▶ PROVIDED INFORMATION:

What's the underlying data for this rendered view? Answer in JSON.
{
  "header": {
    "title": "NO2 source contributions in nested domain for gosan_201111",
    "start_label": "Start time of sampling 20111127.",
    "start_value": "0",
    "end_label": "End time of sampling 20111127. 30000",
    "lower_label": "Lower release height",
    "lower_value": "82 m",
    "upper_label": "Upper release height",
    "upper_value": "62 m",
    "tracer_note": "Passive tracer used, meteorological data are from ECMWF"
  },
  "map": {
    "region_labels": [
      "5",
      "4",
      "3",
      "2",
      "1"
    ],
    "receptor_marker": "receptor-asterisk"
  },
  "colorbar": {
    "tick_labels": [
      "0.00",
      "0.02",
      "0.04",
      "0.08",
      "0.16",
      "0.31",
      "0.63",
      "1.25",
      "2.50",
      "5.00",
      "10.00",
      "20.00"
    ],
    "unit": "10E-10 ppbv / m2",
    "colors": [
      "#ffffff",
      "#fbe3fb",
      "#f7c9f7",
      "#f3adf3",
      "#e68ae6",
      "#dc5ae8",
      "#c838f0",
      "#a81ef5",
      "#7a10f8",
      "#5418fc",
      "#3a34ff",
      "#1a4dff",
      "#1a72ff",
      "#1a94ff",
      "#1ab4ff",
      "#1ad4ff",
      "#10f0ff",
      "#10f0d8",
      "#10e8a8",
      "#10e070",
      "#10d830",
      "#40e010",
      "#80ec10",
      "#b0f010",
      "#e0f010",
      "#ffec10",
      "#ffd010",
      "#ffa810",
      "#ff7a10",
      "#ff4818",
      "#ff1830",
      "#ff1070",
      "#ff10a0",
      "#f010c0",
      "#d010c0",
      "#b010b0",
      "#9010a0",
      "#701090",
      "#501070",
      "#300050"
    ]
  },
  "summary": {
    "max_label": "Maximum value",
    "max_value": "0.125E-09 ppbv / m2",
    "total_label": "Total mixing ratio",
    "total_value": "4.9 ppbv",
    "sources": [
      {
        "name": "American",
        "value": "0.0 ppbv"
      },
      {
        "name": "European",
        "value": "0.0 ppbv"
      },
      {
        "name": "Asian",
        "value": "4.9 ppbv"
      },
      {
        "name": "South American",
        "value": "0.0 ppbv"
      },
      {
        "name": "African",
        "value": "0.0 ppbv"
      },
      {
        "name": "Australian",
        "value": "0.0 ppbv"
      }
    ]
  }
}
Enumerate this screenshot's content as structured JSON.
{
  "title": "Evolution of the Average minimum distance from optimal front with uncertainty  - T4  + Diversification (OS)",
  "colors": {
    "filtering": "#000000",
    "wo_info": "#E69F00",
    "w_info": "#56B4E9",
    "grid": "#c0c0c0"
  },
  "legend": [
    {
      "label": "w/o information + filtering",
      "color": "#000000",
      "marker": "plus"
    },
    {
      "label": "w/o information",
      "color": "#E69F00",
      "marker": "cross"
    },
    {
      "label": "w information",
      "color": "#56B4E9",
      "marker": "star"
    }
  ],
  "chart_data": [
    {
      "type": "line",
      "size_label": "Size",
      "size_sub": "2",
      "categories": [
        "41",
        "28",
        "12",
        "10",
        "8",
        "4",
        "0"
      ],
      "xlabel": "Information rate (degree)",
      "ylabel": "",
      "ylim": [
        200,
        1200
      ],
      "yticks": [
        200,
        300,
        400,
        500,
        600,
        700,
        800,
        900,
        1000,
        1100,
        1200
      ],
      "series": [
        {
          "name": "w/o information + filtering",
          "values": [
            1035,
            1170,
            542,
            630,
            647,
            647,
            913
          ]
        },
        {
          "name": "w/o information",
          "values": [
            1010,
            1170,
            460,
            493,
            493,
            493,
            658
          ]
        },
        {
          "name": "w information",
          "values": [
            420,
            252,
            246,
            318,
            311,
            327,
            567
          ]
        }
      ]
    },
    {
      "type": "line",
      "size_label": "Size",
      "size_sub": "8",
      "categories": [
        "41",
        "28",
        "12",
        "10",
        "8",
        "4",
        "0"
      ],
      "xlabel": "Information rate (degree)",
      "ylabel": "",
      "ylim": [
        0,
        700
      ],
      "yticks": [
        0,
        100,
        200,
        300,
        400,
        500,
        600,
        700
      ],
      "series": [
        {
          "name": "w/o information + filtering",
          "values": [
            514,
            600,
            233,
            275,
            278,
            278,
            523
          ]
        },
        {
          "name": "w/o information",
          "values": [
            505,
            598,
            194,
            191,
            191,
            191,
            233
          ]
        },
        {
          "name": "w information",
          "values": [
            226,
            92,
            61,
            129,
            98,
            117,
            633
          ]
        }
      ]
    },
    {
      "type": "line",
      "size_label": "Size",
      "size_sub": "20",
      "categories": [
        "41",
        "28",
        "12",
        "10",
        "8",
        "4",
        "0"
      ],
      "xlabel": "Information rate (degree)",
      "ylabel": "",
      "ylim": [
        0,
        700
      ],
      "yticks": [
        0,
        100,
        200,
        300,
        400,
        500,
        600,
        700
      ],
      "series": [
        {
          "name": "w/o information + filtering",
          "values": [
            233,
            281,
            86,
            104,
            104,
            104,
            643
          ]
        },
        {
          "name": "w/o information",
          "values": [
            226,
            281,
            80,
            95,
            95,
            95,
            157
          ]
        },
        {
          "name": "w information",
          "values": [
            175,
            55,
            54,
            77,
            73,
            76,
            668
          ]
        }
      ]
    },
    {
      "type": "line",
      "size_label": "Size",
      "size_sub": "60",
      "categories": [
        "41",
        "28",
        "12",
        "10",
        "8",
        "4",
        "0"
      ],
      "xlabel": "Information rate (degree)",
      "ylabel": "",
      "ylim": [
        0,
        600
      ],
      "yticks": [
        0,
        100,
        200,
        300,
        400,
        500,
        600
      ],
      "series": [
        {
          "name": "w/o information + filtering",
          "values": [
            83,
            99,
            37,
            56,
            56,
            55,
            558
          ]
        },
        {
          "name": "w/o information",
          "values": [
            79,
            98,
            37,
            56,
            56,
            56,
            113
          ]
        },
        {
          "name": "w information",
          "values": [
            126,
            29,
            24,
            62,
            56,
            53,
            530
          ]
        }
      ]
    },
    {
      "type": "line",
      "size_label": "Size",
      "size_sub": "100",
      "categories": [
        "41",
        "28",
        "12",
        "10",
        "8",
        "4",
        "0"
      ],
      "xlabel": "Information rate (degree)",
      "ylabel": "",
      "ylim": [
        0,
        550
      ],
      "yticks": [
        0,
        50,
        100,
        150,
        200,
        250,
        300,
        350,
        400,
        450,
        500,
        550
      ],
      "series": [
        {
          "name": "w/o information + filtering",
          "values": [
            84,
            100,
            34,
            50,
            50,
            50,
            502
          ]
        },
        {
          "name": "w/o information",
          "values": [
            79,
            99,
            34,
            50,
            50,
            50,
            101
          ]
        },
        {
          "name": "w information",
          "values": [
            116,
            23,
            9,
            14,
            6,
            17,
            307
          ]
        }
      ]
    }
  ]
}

▶ SHORT TASK: Extract all lines that hold the word "time".

▶ FINAL ANSWER:
    "start_label": "Start time of sampling 20111127.",
    "end_label": "End time of sampling 20111127. 30000",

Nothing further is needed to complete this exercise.